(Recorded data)

== == ==

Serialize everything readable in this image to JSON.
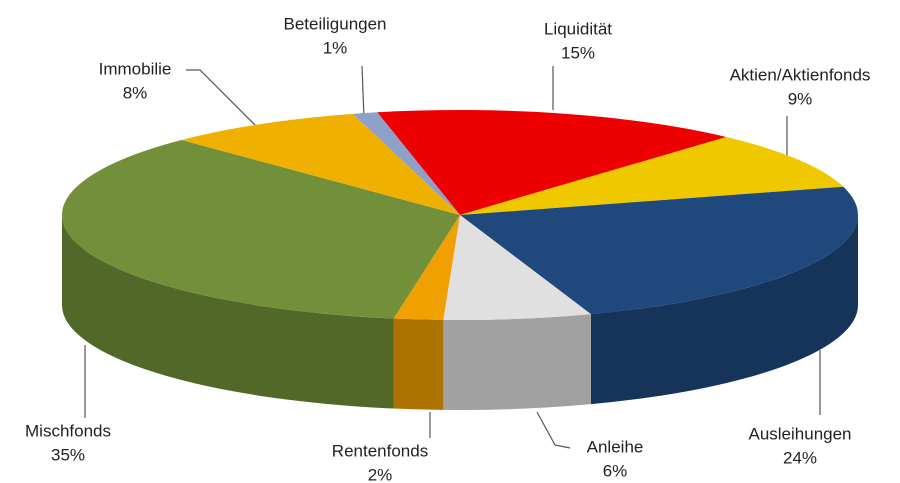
{
  "chart_data": {
    "type": "pie3d",
    "categories": [
      "Liquidität",
      "Aktien/Aktienfonds",
      "Ausleihungen",
      "Anleihe",
      "Rentenfonds",
      "Mischfonds",
      "Immobilie",
      "Beteiligungen"
    ],
    "values": [
      15,
      9,
      24,
      6,
      2,
      35,
      8,
      1
    ],
    "value_labels": [
      "15%",
      "9%",
      "24%",
      "6%",
      "2%",
      "35%",
      "8%",
      "1%"
    ],
    "colors": [
      "#ee0000",
      "#f0c800",
      "#1f497d",
      "#e0e0e0",
      "#f0a000",
      "#72903a",
      "#f0b000",
      "#8ea0c8"
    ]
  }
}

== == ==

**The problem**.
Write out the entries above word for word. Do not include the pictures.

**Task answer**.
Serialize everything readable in this image to JSON.
{
  "chart_data": {
    "type": "pie3d",
    "categories": [
      "Liquidität",
      "Aktien/Aktienfonds",
      "Ausleihungen",
      "Anleihe",
      "Rentenfonds",
      "Mischfonds",
      "Immobilie",
      "Beteiligungen"
    ],
    "values": [
      15,
      9,
      24,
      6,
      2,
      35,
      8,
      1
    ],
    "value_labels": [
      "15%",
      "9%",
      "24%",
      "6%",
      "2%",
      "35%",
      "8%",
      "1%"
    ],
    "colors": [
      "#ee0000",
      "#f0c800",
      "#1f497d",
      "#e0e0e0",
      "#f0a000",
      "#72903a",
      "#f0b000",
      "#8ea0c8"
    ]
  }
}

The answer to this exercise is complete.